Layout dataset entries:
## START
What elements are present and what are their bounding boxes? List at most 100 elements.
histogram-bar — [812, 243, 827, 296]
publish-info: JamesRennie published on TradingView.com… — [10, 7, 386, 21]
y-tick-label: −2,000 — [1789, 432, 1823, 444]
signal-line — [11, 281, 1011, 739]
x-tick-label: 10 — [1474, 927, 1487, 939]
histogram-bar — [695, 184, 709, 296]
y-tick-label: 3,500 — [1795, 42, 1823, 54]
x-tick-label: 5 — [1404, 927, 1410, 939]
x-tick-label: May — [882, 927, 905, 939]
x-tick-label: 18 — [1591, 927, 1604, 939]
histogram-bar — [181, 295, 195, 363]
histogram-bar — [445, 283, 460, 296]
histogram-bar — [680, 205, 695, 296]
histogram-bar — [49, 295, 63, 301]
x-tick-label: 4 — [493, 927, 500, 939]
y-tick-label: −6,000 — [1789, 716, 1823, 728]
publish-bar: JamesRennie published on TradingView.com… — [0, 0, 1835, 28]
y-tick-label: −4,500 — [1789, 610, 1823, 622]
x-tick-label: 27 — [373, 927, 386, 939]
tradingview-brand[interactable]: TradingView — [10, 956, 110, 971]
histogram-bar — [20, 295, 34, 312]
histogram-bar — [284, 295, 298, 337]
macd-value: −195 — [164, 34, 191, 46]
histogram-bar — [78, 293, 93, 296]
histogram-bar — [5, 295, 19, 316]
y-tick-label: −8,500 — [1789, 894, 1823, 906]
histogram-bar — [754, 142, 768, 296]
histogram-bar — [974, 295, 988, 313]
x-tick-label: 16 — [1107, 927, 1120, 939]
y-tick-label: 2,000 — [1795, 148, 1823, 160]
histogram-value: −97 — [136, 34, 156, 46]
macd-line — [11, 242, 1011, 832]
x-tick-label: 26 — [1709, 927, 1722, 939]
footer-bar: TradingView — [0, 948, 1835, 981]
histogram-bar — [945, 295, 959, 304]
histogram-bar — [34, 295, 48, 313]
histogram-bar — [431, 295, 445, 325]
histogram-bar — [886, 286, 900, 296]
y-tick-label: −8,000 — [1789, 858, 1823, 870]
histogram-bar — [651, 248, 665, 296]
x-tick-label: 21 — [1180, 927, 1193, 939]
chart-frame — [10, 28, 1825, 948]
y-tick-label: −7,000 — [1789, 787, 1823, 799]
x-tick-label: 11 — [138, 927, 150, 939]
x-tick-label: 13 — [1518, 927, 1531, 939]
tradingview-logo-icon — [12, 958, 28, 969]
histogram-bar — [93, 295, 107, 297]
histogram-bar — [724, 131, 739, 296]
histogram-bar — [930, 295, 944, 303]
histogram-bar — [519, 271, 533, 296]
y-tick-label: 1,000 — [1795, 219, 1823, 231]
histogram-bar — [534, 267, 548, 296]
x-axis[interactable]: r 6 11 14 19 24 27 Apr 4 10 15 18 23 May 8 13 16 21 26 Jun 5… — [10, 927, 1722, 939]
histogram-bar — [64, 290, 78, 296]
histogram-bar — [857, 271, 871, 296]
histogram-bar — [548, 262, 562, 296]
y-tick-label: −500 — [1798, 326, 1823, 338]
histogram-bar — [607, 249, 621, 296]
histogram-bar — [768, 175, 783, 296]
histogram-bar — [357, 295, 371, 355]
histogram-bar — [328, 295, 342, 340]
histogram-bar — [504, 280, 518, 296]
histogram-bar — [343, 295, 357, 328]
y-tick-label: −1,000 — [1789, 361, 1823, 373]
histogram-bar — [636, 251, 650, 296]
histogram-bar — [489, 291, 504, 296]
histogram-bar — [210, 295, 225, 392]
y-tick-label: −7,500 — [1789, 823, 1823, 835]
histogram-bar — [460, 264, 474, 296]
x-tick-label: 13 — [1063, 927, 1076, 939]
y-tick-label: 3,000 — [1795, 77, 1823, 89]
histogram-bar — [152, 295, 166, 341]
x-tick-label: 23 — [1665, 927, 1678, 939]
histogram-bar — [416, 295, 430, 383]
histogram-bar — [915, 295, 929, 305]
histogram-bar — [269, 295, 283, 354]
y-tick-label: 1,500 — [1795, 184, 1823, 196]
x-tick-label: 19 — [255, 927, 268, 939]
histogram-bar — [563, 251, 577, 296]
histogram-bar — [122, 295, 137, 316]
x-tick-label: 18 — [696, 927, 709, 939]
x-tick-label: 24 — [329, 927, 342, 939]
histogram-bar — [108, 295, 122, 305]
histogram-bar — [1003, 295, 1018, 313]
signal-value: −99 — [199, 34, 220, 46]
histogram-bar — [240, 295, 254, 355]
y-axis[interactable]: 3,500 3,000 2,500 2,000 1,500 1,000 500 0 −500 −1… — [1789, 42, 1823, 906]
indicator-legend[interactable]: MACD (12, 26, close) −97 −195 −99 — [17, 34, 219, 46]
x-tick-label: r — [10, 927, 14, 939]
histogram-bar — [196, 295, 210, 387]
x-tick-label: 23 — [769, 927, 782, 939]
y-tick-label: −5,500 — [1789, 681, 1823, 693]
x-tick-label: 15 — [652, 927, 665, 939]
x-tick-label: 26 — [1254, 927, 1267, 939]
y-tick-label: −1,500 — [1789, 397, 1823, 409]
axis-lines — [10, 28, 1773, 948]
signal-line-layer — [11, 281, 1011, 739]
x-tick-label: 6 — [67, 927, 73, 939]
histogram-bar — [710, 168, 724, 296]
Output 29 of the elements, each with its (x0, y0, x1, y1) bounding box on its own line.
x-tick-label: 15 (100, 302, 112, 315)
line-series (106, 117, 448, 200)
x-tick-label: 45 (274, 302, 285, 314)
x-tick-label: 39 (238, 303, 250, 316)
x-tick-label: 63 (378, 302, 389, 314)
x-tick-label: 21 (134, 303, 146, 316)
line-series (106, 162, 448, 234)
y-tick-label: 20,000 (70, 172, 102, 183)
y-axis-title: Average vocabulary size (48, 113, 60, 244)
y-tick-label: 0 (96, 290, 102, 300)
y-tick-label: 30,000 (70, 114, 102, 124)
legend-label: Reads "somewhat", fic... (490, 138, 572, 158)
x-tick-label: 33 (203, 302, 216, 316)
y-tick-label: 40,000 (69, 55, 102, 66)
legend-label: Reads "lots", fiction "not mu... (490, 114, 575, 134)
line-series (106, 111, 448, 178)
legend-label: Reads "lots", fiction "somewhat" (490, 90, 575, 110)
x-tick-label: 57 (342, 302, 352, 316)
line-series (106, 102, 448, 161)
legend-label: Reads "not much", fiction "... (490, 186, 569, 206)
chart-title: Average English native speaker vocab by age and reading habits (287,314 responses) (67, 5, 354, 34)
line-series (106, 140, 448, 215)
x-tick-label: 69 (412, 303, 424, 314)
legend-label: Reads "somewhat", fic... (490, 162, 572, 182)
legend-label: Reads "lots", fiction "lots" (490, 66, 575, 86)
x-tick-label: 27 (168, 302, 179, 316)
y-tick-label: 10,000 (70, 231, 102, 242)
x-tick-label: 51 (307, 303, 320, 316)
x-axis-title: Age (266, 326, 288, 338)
## END
_EXERCISE OBJECTIVE_: Write out the material above again, swapping each "y-tick-label" for "y-axis-tick" and leaving everything else untouched.

_RESULT FOR THIS EXERCISE_:
What elements are present and what are their bounding boxes? List at most 100 elements.
histogram-bar — [812, 243, 827, 296]
publish-info: JamesRennie published on TradingView.com… — [10, 7, 386, 21]
y-axis-tick: −2,000 — [1789, 432, 1823, 444]
signal-line — [11, 281, 1011, 739]
x-tick-label: 10 — [1474, 927, 1487, 939]
histogram-bar — [695, 184, 709, 296]
y-axis-tick: 3,500 — [1795, 42, 1823, 54]
x-tick-label: 5 — [1404, 927, 1410, 939]
x-tick-label: May — [882, 927, 905, 939]
x-tick-label: 18 — [1591, 927, 1604, 939]
histogram-bar — [181, 295, 195, 363]
histogram-bar — [445, 283, 460, 296]
histogram-bar — [680, 205, 695, 296]
histogram-bar — [49, 295, 63, 301]
x-tick-label: 4 — [493, 927, 500, 939]
y-axis-tick: −6,000 — [1789, 716, 1823, 728]
publish-bar: JamesRennie published on TradingView.com… — [0, 0, 1835, 28]
y-axis-tick: −4,500 — [1789, 610, 1823, 622]
x-tick-label: 27 — [373, 927, 386, 939]
tradingview-brand[interactable]: TradingView — [10, 956, 110, 971]
histogram-bar — [20, 295, 34, 312]
histogram-bar — [284, 295, 298, 337]
macd-value: −195 — [164, 34, 191, 46]
histogram-bar — [78, 293, 93, 296]
histogram-bar — [5, 295, 19, 316]
y-axis-tick: −8,500 — [1789, 894, 1823, 906]
histogram-bar — [754, 142, 768, 296]
histogram-bar — [974, 295, 988, 313]
x-tick-label: 16 — [1107, 927, 1120, 939]
y-axis-tick: 2,000 — [1795, 148, 1823, 160]
histogram-value: −97 — [136, 34, 156, 46]
macd-line — [11, 242, 1011, 832]
x-tick-label: 26 — [1709, 927, 1722, 939]
footer-bar: TradingView — [0, 948, 1835, 981]
histogram-bar — [945, 295, 959, 304]
histogram-bar — [34, 295, 48, 313]
histogram-bar — [431, 295, 445, 325]
histogram-bar — [886, 286, 900, 296]
y-axis-tick: −8,000 — [1789, 858, 1823, 870]
histogram-bar — [651, 248, 665, 296]
x-tick-label: 21 — [1180, 927, 1193, 939]
chart-frame — [10, 28, 1825, 948]
y-axis-tick: −7,000 — [1789, 787, 1823, 799]
x-tick-label: 11 — [138, 927, 150, 939]
x-tick-label: 13 — [1518, 927, 1531, 939]
tradingview-logo-icon — [12, 958, 28, 969]
histogram-bar — [93, 295, 107, 297]
histogram-bar — [724, 131, 739, 296]
histogram-bar — [930, 295, 944, 303]
histogram-bar — [519, 271, 533, 296]
y-axis-tick: 1,000 — [1795, 219, 1823, 231]
histogram-bar — [534, 267, 548, 296]
x-axis[interactable]: r 6 11 14 19 24 27 Apr 4 10 15 18 23 May 8 13 16 21 26 Jun 5… — [10, 927, 1722, 939]
histogram-bar — [64, 290, 78, 296]
histogram-bar — [857, 271, 871, 296]
histogram-bar — [548, 262, 562, 296]
y-axis-tick: −500 — [1798, 326, 1823, 338]
histogram-bar — [607, 249, 621, 296]
histogram-bar — [768, 175, 783, 296]
histogram-bar — [357, 295, 371, 355]
histogram-bar — [328, 295, 342, 340]
histogram-bar — [504, 280, 518, 296]
histogram-bar — [343, 295, 357, 328]
y-axis-tick: −1,000 — [1789, 361, 1823, 373]
histogram-bar — [636, 251, 650, 296]
histogram-bar — [489, 291, 504, 296]
histogram-bar — [210, 295, 225, 392]
y-axis-tick: −7,500 — [1789, 823, 1823, 835]
histogram-bar — [460, 264, 474, 296]
x-tick-label: 13 — [1063, 927, 1076, 939]
y-axis-tick: 3,000 — [1795, 77, 1823, 89]
histogram-bar — [152, 295, 166, 341]
x-tick-label: 23 — [1665, 927, 1678, 939]
histogram-bar — [416, 295, 430, 383]
histogram-bar — [915, 295, 929, 305]
histogram-bar — [269, 295, 283, 354]
y-axis-tick: 1,500 — [1795, 184, 1823, 196]
x-tick-label: 19 — [255, 927, 268, 939]
histogram-bar — [563, 251, 577, 296]
histogram-bar — [122, 295, 137, 316]
x-tick-label: 18 — [696, 927, 709, 939]
x-tick-label: 24 — [329, 927, 342, 939]
histogram-bar — [108, 295, 122, 305]
histogram-bar — [1003, 295, 1018, 313]
signal-value: −99 — [199, 34, 220, 46]
histogram-bar — [240, 295, 254, 355]
y-axis[interactable]: 3,500 3,000 2,500 2,000 1,500 1,000 500 0 −500 −1… — [1789, 42, 1823, 906]
indicator-legend[interactable]: MACD (12, 26, close) −97 −195 −99 — [17, 34, 219, 46]
x-tick-label: r — [10, 927, 14, 939]
histogram-bar — [196, 295, 210, 387]
x-tick-label: 23 — [769, 927, 782, 939]
y-axis-tick: −5,500 — [1789, 681, 1823, 693]
x-tick-label: 15 — [652, 927, 665, 939]
x-tick-label: 26 — [1254, 927, 1267, 939]
y-axis-tick: −1,500 — [1789, 397, 1823, 409]
axis-lines — [10, 28, 1773, 948]
signal-line-layer — [11, 281, 1011, 739]
x-tick-label: 6 — [67, 927, 73, 939]
histogram-bar — [710, 168, 724, 296]
Output 29 of the elements, each with its (x0, y0, x1, y1) bounding box on its own line.
x-tick-label: 15 (100, 302, 112, 315)
line-series (106, 117, 448, 200)
x-tick-label: 45 (274, 302, 285, 314)
x-tick-label: 39 (238, 303, 250, 316)
x-tick-label: 63 (378, 302, 389, 314)
x-tick-label: 21 (134, 303, 146, 316)
line-series (106, 162, 448, 234)
y-axis-tick: 20,000 (70, 172, 102, 183)
y-axis-title: Average vocabulary size (48, 113, 60, 244)
y-axis-tick: 0 (96, 290, 102, 300)
y-axis-tick: 30,000 (70, 114, 102, 124)
legend-label: Reads "somewhat", fic... (490, 138, 572, 158)
x-tick-label: 33 (203, 302, 216, 316)
y-axis-tick: 40,000 (69, 55, 102, 66)
legend-label: Reads "lots", fiction "not mu... (490, 114, 575, 134)
line-series (106, 111, 448, 178)
legend-label: Reads "lots", fiction "somewhat" (490, 90, 575, 110)
x-tick-label: 57 (342, 302, 352, 316)
line-series (106, 102, 448, 161)
legend-label: Reads "not much", fiction "... (490, 186, 569, 206)
chart-title: Average English native speaker vocab by age and reading habits (287,314 responses) (67, 5, 354, 34)
line-series (106, 140, 448, 215)
x-tick-label: 69 (412, 303, 424, 314)
legend-label: Reads "somewhat", fic... (490, 162, 572, 182)
legend-label: Reads "lots", fiction "lots" (490, 66, 575, 86)
x-tick-label: 27 (168, 302, 179, 316)
y-axis-tick: 10,000 (70, 231, 102, 242)
x-tick-label: 51 (307, 303, 320, 316)
x-axis-title: Age (266, 326, 288, 338)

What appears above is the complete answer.